• **Data items**:
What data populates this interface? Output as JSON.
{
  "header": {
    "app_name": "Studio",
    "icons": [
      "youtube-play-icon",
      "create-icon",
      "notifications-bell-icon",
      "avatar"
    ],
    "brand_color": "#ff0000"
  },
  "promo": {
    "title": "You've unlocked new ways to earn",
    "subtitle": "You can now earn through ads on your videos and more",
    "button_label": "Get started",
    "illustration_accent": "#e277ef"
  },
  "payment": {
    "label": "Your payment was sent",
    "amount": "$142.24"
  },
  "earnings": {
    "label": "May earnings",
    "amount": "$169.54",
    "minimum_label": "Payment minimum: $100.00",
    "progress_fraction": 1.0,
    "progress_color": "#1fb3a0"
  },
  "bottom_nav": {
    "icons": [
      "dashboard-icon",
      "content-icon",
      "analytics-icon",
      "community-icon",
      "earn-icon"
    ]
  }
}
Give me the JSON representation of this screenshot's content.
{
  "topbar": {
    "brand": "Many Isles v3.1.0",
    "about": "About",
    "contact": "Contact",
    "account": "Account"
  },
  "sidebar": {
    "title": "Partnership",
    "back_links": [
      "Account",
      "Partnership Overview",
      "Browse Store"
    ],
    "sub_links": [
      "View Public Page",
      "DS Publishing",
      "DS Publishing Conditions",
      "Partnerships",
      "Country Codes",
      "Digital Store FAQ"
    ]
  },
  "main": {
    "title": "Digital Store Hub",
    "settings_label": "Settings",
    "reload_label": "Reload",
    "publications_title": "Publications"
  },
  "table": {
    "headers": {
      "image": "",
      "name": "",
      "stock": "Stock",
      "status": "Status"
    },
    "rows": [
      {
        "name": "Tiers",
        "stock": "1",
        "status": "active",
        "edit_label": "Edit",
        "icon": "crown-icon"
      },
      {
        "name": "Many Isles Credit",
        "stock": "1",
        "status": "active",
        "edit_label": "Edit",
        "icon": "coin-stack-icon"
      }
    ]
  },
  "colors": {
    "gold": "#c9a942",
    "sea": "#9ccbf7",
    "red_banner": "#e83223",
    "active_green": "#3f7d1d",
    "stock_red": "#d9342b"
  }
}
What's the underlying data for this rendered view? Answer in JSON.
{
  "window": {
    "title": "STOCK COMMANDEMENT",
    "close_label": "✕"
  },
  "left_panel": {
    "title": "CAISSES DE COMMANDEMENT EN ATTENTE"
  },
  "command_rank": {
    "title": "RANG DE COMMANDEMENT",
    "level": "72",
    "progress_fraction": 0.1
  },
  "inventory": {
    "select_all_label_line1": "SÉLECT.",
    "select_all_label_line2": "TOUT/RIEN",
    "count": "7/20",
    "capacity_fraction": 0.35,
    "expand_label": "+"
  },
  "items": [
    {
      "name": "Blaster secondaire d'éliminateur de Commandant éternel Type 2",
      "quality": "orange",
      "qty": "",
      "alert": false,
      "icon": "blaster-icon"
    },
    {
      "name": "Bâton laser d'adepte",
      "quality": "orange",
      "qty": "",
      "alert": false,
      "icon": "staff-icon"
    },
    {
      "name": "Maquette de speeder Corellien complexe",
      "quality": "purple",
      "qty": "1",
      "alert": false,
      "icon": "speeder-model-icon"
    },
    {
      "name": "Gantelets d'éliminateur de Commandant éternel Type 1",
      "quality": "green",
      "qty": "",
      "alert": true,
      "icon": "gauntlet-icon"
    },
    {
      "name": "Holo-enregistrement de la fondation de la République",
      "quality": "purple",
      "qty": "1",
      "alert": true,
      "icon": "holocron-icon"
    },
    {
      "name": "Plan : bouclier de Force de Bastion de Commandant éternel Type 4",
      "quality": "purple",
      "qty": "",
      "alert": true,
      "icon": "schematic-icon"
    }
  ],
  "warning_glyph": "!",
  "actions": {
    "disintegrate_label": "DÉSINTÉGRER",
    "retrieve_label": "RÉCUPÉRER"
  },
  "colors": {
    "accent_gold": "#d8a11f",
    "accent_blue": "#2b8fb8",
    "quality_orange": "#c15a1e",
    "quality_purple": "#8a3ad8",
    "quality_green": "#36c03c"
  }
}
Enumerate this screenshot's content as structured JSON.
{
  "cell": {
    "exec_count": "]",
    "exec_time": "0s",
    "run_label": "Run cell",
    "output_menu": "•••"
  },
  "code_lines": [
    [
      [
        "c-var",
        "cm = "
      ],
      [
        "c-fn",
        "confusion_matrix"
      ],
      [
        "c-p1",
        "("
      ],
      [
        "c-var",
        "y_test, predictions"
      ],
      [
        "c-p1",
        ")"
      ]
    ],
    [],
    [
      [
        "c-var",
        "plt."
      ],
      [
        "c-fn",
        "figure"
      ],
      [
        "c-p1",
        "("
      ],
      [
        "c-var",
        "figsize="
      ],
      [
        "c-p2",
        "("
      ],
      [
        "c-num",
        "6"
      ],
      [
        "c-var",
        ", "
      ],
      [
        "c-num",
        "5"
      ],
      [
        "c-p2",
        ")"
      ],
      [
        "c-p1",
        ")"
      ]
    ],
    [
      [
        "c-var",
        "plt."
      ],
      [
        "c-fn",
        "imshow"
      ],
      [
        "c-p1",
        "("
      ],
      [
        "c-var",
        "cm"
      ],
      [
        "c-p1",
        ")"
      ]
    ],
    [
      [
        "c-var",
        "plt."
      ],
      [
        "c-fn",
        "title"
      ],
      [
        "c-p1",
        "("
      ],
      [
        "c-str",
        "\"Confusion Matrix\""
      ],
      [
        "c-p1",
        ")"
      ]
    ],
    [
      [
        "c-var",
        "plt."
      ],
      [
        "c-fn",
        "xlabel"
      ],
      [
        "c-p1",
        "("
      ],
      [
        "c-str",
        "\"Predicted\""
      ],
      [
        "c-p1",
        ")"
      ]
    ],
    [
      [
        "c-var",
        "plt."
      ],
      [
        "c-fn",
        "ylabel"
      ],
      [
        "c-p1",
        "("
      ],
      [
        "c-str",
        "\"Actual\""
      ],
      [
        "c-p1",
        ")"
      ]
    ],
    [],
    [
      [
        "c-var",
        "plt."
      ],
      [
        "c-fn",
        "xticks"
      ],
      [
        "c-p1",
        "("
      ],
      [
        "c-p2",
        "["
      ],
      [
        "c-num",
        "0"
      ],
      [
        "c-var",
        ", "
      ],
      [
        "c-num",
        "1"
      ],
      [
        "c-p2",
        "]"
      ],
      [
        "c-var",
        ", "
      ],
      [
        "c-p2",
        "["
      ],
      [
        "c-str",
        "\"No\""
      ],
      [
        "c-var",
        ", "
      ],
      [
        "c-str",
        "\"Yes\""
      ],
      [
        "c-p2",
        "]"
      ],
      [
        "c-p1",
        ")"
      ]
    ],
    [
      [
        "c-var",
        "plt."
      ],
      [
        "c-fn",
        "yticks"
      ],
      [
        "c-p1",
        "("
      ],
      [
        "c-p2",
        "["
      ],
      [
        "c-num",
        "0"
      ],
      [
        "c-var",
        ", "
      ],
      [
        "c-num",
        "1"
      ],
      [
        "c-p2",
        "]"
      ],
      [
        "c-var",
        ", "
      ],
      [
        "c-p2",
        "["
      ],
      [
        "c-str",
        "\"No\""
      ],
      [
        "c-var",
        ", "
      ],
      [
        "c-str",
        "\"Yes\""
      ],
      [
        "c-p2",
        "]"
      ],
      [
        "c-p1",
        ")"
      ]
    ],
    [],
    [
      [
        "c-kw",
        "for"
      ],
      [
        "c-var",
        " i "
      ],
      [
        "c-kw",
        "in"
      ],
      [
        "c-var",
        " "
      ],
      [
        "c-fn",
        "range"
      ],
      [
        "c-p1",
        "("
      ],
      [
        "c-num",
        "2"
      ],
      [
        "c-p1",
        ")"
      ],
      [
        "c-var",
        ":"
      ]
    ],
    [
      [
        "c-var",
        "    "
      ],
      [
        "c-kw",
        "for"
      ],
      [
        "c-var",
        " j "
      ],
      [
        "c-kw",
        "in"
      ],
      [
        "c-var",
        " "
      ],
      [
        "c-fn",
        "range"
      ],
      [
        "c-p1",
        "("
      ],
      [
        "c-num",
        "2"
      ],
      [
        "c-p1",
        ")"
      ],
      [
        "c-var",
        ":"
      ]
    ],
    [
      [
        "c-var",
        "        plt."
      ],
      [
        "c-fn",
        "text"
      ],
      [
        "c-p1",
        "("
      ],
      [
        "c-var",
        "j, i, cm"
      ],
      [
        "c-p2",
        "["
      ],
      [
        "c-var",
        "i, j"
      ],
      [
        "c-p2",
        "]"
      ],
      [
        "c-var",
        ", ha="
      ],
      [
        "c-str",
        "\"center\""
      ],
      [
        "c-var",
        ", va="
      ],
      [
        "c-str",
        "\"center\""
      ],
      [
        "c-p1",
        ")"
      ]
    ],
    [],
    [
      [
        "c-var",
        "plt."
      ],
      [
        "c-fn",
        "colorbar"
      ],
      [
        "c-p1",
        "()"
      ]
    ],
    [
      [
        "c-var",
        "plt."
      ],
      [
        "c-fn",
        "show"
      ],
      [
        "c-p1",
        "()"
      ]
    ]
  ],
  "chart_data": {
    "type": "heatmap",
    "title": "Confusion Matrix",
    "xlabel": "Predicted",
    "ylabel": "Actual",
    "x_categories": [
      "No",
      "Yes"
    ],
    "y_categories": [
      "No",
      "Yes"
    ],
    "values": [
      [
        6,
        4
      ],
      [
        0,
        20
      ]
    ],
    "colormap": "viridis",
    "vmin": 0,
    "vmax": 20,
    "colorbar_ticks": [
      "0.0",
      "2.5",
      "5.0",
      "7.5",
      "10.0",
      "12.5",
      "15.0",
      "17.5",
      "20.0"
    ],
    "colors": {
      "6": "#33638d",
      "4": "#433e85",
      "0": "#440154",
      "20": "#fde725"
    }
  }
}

• **The exercise**: Copy every line above that holds the word "screenshot".

• **Exercise result**:
Give me the JSON representation of this screenshot's content.
Enumerate this screenshot's content as structured JSON.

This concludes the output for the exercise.